>> START STORED RECORDS

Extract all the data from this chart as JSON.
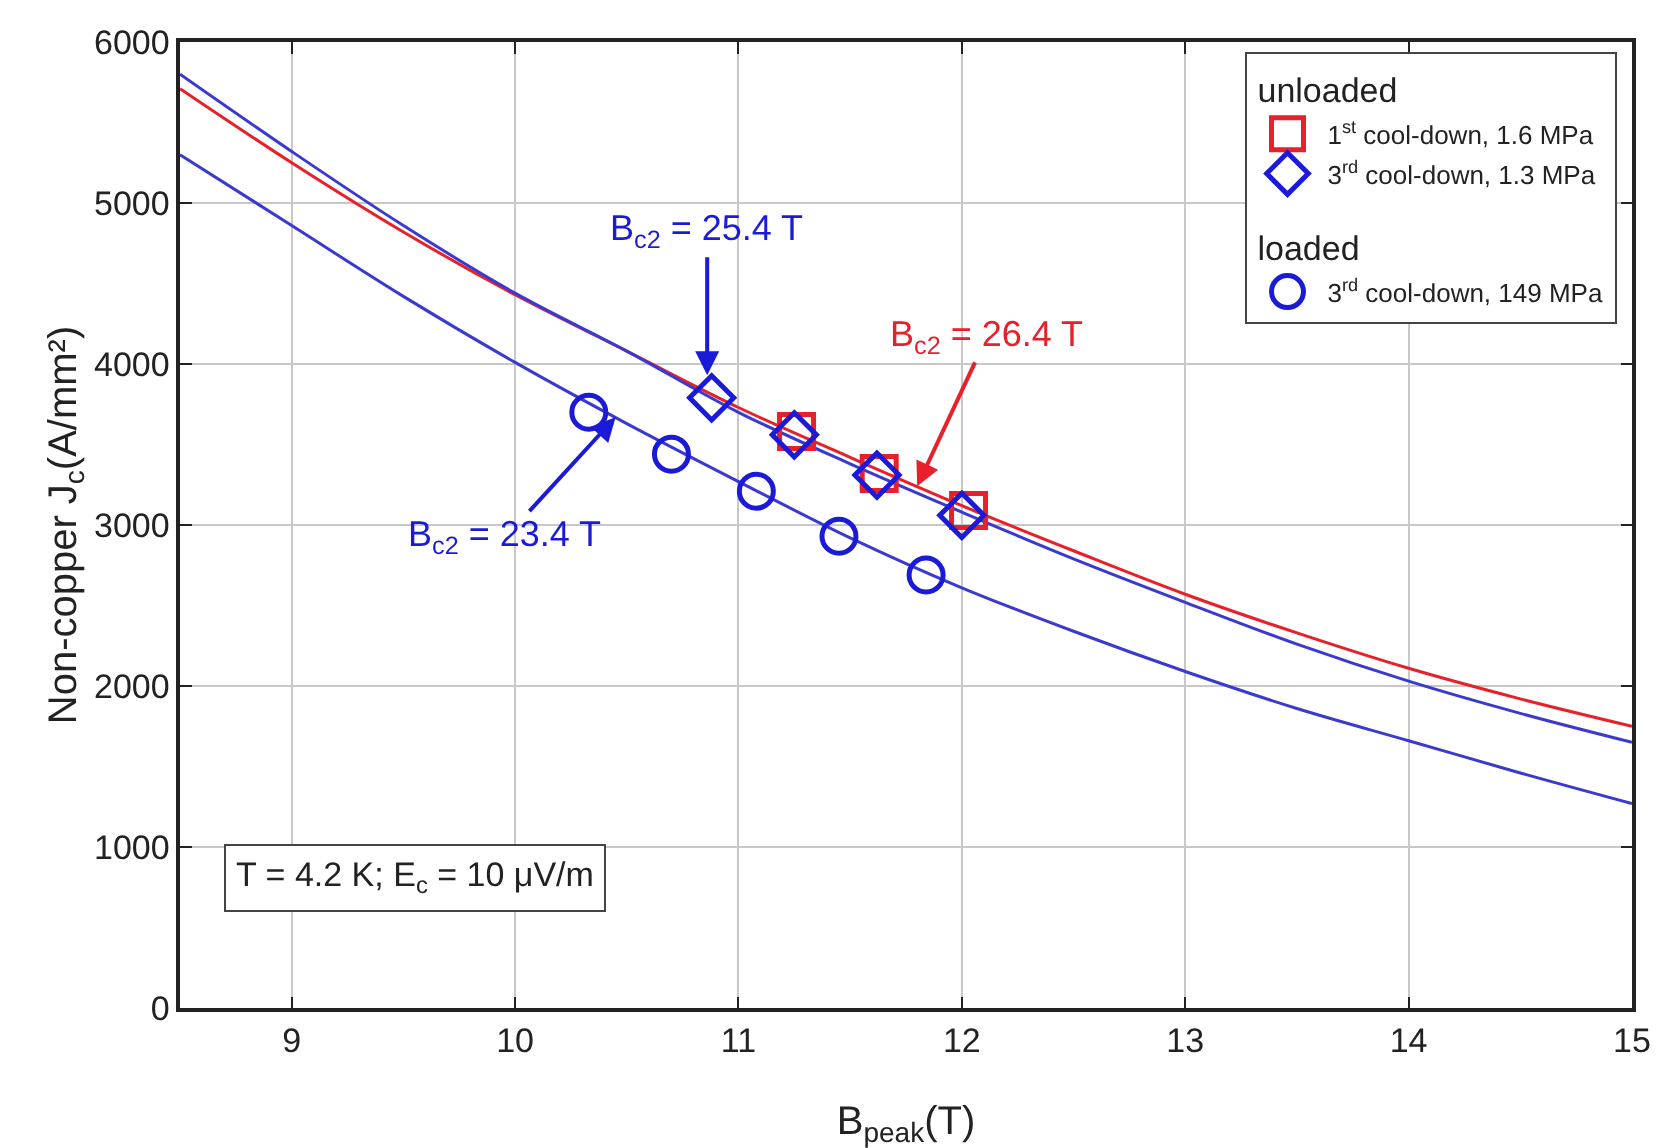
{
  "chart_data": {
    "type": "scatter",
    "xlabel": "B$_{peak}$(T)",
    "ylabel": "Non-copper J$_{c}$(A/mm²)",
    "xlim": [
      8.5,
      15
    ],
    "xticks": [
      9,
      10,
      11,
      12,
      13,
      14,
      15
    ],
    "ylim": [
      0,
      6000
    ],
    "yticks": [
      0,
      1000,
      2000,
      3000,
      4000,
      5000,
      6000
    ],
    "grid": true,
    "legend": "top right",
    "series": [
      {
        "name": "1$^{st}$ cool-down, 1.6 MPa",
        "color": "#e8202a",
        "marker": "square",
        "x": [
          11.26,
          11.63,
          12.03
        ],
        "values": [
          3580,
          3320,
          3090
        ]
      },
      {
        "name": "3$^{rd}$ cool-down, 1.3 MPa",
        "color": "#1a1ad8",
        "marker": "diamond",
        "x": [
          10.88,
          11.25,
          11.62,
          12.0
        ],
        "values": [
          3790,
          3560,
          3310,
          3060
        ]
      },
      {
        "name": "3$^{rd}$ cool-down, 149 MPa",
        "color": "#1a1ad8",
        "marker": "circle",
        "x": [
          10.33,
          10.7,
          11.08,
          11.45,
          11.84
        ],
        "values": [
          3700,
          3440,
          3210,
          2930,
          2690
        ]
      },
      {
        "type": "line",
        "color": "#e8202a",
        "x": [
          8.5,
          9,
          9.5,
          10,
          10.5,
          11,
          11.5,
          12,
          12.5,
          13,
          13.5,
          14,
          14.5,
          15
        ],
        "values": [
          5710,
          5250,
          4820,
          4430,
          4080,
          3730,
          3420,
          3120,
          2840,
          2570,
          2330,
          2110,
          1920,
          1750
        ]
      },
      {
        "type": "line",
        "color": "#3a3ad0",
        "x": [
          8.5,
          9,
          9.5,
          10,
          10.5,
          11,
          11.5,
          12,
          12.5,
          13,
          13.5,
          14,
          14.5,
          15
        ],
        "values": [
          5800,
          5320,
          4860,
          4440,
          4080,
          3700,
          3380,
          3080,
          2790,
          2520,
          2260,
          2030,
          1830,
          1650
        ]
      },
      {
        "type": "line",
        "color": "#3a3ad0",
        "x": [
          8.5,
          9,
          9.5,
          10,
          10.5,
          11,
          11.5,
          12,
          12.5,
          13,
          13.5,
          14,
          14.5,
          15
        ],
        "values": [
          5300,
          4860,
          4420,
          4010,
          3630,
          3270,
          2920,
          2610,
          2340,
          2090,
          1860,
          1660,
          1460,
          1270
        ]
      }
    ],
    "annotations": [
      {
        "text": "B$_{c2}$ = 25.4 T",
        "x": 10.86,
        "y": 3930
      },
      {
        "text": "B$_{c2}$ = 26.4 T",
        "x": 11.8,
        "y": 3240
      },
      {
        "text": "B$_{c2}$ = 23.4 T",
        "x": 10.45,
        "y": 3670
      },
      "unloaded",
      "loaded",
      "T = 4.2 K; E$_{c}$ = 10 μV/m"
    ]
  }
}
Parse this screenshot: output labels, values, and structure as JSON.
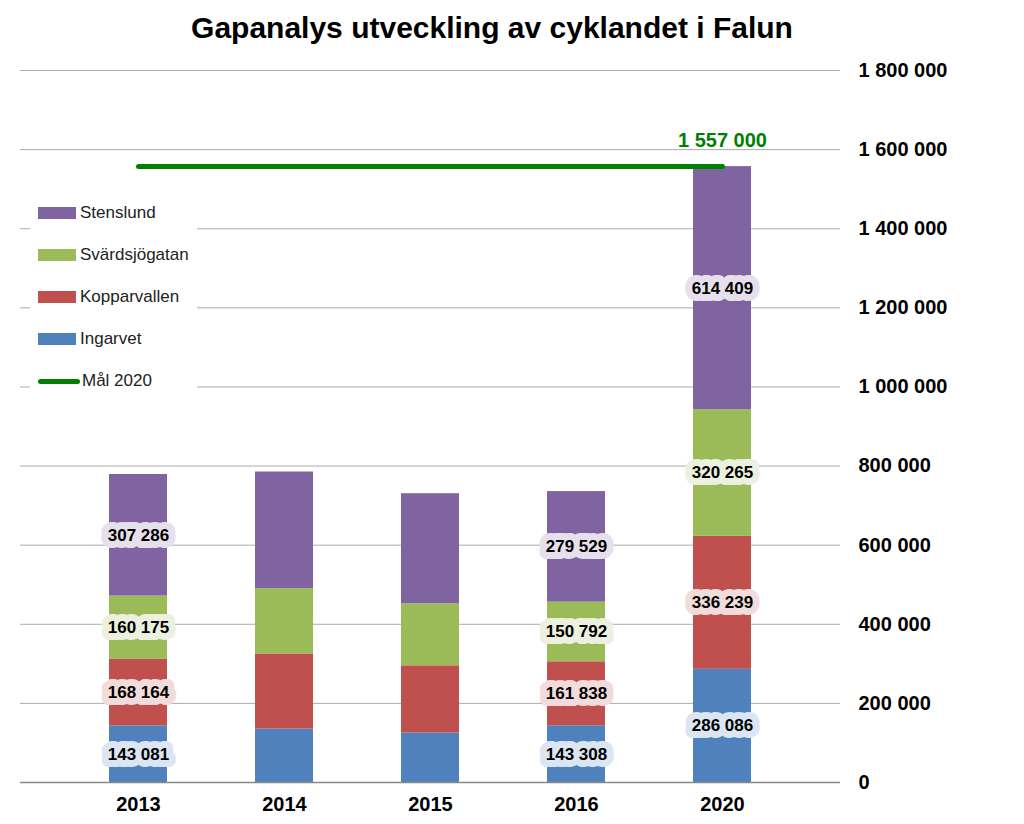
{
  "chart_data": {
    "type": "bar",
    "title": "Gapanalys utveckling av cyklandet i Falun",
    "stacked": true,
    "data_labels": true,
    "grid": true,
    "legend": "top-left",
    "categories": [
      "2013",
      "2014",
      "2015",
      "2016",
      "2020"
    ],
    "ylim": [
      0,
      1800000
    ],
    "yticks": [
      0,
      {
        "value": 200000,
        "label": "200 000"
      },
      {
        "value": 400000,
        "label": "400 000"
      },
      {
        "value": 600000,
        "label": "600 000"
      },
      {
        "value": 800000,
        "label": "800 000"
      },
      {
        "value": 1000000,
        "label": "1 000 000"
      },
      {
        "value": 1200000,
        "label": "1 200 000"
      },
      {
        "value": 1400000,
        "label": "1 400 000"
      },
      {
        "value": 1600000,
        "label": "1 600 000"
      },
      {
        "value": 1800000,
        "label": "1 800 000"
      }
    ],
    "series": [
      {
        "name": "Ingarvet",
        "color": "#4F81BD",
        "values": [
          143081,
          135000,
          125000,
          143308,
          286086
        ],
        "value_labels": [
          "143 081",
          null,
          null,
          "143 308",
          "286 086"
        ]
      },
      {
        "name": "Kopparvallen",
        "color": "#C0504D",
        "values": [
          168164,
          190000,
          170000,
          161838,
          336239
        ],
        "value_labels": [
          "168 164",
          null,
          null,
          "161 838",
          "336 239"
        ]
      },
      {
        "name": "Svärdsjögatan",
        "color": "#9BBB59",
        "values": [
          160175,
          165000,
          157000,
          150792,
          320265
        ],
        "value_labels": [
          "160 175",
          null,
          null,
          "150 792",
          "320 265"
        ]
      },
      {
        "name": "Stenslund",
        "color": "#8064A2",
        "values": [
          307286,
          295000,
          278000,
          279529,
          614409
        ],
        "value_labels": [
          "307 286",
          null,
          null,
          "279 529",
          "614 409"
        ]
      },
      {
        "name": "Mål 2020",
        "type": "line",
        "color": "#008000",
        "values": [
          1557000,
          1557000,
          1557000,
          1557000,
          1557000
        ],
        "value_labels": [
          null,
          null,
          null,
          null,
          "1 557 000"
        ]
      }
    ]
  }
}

>> END STORED RECORDS
>> START STORED RECORDS

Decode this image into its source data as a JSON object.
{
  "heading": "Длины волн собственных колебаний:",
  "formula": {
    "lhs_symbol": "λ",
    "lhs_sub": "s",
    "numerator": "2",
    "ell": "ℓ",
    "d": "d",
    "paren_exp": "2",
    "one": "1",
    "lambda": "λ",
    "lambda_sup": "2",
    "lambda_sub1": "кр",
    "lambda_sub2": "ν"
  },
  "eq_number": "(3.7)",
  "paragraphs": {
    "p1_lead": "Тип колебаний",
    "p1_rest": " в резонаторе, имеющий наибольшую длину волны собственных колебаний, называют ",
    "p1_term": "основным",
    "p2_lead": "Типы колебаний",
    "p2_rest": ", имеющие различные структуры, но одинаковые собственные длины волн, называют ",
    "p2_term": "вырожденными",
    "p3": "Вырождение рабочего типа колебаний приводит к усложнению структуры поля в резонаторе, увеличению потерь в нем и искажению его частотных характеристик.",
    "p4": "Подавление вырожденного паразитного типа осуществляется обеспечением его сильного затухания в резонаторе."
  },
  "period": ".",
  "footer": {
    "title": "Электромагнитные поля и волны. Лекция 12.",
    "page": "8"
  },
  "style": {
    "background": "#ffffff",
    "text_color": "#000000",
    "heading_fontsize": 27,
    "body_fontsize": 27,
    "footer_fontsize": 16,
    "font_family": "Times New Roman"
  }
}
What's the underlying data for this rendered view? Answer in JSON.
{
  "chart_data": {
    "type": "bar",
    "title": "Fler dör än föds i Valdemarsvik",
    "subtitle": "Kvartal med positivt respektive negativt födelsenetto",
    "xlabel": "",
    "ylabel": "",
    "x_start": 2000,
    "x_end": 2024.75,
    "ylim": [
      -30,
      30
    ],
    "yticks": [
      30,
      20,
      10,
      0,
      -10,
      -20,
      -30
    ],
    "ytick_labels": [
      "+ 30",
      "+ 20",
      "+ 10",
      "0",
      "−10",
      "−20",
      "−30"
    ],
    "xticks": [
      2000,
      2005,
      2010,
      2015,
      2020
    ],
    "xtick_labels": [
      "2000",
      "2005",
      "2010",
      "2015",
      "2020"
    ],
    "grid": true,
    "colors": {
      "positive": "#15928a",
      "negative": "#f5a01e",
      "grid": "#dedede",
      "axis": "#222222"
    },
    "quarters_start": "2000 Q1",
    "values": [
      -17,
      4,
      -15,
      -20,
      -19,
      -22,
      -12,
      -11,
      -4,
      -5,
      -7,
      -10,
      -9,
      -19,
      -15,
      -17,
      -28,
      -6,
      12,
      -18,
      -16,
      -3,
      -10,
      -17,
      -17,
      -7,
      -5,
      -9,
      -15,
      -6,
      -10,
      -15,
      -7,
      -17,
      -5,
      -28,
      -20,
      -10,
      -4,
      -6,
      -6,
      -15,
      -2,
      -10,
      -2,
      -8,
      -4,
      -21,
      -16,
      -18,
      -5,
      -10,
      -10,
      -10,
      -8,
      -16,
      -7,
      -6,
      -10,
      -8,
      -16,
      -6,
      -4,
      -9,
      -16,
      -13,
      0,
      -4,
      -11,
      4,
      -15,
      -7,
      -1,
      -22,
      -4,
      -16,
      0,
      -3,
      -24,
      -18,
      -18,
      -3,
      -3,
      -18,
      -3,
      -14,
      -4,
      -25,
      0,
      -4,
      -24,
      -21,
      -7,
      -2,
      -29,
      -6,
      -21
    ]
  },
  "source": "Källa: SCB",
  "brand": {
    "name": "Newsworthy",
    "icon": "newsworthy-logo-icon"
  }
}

>> END STORED RECORDS

▶ [INSTRUCTIONS FOR THE TASK] Give the number of lines in the listing above that contain "поля", and nothing else.

▶ [EXERCISE SOLUTION] 2